◆ **Exercise details**
Extract the records below word for word and ignore the images.

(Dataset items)
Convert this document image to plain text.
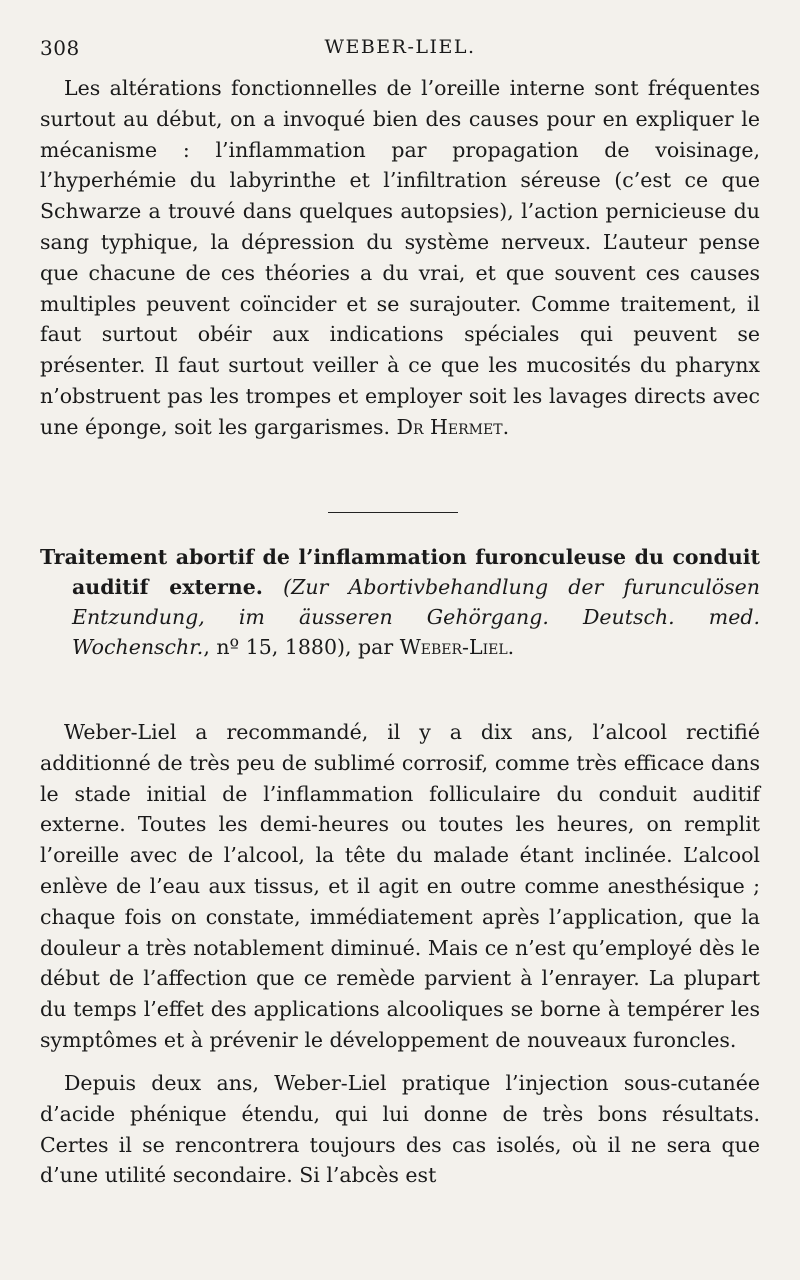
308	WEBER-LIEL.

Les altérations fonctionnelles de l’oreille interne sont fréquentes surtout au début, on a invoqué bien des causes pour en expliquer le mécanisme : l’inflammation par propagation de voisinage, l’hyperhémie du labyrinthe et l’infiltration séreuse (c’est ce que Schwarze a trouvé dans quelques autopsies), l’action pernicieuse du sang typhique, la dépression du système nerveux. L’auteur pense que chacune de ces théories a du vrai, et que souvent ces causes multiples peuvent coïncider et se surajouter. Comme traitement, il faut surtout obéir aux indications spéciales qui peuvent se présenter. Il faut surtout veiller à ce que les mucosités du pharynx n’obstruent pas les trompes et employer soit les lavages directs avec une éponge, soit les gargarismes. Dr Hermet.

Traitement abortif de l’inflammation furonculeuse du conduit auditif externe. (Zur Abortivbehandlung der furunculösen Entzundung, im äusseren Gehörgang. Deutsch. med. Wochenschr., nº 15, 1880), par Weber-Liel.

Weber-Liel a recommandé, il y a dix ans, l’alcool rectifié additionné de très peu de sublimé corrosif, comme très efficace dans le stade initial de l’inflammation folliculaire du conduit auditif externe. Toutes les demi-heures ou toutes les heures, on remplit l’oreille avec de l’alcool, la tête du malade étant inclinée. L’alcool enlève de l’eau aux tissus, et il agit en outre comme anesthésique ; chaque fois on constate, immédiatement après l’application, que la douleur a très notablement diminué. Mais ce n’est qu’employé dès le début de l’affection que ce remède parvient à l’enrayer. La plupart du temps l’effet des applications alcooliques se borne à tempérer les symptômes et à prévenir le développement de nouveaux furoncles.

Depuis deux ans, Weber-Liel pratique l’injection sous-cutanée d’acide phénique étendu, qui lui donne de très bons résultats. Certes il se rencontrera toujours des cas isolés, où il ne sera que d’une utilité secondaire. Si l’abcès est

◆ **Result**
Convert this document image to plain text.
308	WEBER-LIEL.

Les altérations fonctionnelles de l’oreille interne sont fréquentes surtout au début, on a invoqué bien des causes pour en expliquer le mécanisme : l’inflammation par propagation de voisinage, l’hyperhémie du labyrinthe et l’infiltration séreuse (c’est ce que Schwarze a trouvé dans quelques autopsies), l’action pernicieuse du sang typhique, la dépression du système nerveux. L’auteur pense que chacune de ces théories a du vrai, et que souvent ces causes multiples peuvent coïncider et se surajouter. Comme traitement, il faut surtout obéir aux indications spéciales qui peuvent se présenter. Il faut surtout veiller à ce que les mucosités du pharynx n’obstruent pas les trompes et employer soit les lavages directs avec une éponge, soit les gargarismes. Dr Hermet.

Traitement abortif de l’inflammation furonculeuse du conduit auditif externe. (Zur Abortivbehandlung der furunculösen Entzundung, im äusseren Gehörgang. Deutsch. med. Wochenschr., nº 15, 1880), par Weber-Liel.

Weber-Liel a recommandé, il y a dix ans, l’alcool rectifié additionné de très peu de sublimé corrosif, comme très efficace dans le stade initial de l’inflammation folliculaire du conduit auditif externe. Toutes les demi-heures ou toutes les heures, on remplit l’oreille avec de l’alcool, la tête du malade étant inclinée. L’alcool enlève de l’eau aux tissus, et il agit en outre comme anesthésique ; chaque fois on constate, immédiatement après l’application, que la douleur a très notablement diminué. Mais ce n’est qu’employé dès le début de l’affection que ce remède parvient à l’enrayer. La plupart du temps l’effet des applications alcooliques se borne à tempérer les symptômes et à prévenir le développement de nouveaux furoncles.

Depuis deux ans, Weber-Liel pratique l’injection sous-cutanée d’acide phénique étendu, qui lui donne de très bons résultats. Certes il se rencontrera toujours des cas isolés, où il ne sera que d’une utilité secondaire. Si l’abcès est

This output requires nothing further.